* DIRECTIONS *
Give back each entry unchanged, minus pictures.

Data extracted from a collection
((

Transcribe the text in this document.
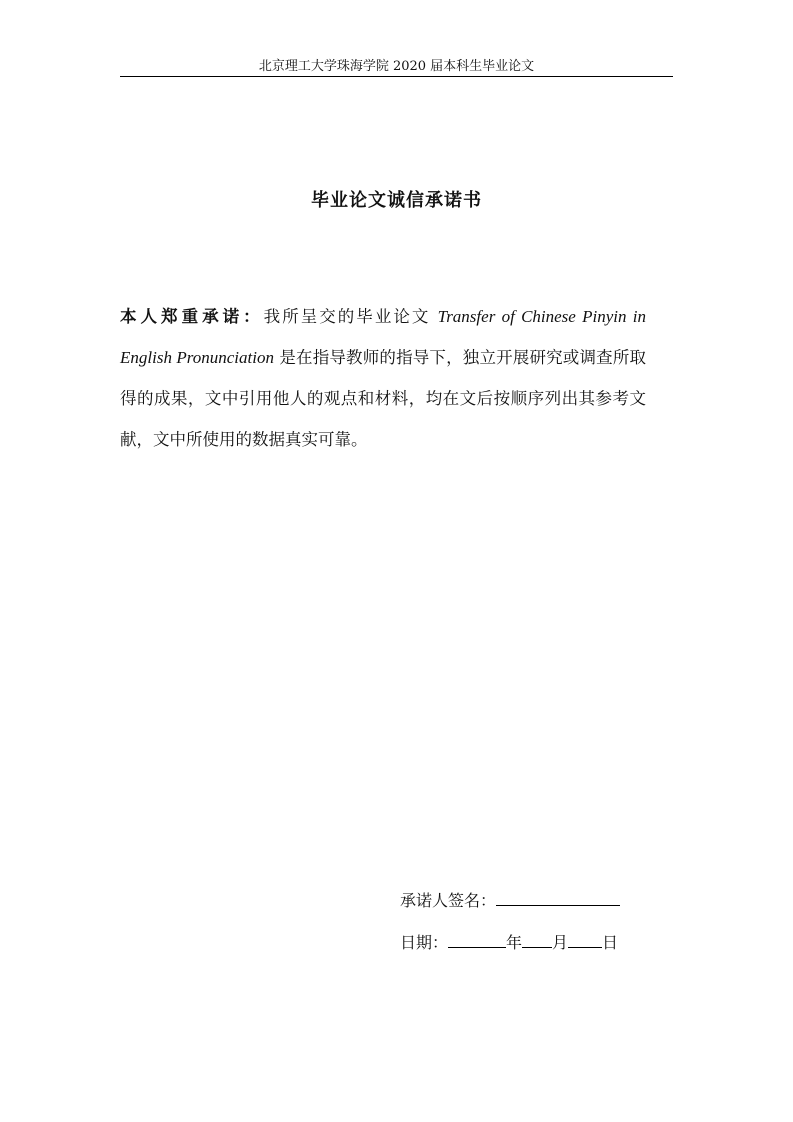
北京理工大学珠海学院 2020 届本科生毕业论文
毕业论文诚信承诺书

本人郑重承诺：我所呈交的毕业论文 Transfer of Chinese Pinyin in English Pronunciation 是在指导教师的指导下，独立开展研究或调查所取得的成果，文中引用他人的观点和材料，均在文后按顺序列出其参考文献，文中所使用的数据真实可靠。

承诺人签名：
日期：	年 月 日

))

* RESULT OF THE EXERCISE *
Transcribe the text in this document.
北京理工大学珠海学院 2020 届本科生毕业论文
毕业论文诚信承诺书

本人郑重承诺：我所呈交的毕业论文 Transfer of Chinese Pinyin in English Pronunciation 是在指导教师的指导下，独立开展研究或调查所取得的成果，文中引用他人的观点和材料，均在文后按顺序列出其参考文献，文中所使用的数据真实可靠。

承诺人签名：
日期：	年 月 日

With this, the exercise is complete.